--- Available data ---
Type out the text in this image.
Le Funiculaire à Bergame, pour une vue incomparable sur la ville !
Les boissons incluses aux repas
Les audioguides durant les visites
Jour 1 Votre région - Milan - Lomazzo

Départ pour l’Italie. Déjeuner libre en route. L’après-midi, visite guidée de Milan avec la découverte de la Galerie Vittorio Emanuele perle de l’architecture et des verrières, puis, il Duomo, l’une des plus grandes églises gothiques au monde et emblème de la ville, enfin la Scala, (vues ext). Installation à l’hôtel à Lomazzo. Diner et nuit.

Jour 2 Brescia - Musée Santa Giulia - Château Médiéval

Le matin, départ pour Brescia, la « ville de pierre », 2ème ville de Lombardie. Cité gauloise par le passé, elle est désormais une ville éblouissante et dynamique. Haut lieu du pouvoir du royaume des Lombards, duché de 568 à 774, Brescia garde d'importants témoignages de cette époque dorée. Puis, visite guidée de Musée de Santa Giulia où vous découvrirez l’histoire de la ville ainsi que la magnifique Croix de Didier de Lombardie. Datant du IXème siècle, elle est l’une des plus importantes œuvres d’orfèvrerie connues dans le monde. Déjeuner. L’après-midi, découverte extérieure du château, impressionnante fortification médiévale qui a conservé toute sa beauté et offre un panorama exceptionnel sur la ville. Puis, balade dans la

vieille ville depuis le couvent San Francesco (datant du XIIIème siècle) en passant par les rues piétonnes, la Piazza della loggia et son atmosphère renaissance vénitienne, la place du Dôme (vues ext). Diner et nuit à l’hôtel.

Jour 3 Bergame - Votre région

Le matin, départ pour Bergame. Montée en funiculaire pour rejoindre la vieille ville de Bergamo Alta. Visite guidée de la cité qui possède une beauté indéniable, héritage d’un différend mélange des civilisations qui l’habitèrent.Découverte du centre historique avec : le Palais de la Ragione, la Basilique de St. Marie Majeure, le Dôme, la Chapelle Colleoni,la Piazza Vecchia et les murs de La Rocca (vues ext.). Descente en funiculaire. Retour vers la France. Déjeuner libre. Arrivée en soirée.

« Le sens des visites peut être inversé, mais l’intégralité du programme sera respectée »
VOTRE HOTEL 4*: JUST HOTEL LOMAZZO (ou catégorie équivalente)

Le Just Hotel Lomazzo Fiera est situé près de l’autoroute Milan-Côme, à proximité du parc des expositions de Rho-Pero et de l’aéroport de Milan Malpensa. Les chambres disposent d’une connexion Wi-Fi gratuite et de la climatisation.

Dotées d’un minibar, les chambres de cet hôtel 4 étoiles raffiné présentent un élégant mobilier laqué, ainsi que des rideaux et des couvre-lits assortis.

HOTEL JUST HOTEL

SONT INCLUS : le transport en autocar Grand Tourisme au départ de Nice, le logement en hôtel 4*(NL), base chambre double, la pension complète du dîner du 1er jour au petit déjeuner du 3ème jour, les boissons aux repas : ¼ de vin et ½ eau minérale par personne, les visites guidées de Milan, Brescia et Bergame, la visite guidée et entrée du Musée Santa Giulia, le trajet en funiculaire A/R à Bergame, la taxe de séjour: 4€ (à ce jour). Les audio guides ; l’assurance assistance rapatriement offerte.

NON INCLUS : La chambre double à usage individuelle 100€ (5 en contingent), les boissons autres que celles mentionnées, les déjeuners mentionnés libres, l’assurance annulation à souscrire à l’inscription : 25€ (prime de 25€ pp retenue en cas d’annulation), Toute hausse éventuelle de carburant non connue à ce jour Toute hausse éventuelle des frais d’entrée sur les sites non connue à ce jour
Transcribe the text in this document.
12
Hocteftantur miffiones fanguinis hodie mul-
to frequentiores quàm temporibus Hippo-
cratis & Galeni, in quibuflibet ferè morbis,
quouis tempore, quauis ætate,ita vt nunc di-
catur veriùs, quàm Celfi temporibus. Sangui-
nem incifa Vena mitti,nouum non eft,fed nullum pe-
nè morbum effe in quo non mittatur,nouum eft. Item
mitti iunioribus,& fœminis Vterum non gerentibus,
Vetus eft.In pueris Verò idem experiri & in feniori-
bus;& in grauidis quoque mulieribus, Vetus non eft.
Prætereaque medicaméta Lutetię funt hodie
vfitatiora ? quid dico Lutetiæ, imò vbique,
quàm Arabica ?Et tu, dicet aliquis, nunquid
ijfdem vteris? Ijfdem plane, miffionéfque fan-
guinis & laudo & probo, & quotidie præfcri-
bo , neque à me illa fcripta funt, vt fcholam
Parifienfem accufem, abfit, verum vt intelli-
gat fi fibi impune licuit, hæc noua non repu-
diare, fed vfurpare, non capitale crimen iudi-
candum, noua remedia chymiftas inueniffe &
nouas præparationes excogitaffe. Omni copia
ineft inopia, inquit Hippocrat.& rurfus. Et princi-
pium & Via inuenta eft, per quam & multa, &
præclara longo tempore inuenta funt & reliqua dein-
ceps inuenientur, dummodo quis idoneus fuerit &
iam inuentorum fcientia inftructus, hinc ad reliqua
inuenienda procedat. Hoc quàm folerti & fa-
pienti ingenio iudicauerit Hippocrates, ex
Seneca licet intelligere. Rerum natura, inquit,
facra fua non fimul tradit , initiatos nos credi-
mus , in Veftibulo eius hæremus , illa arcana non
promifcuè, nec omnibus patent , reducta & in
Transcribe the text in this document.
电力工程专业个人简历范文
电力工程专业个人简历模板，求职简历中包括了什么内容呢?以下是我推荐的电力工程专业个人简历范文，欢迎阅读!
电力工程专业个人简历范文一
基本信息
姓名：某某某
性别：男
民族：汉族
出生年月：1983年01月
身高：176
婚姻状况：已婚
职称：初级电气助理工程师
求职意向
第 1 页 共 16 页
---
* What to do
Find the word "région" and list each line it appears in.

* Task result
Jour 1 Votre région - Milan - Lomazzo
Jour 3 Bergame - Votre région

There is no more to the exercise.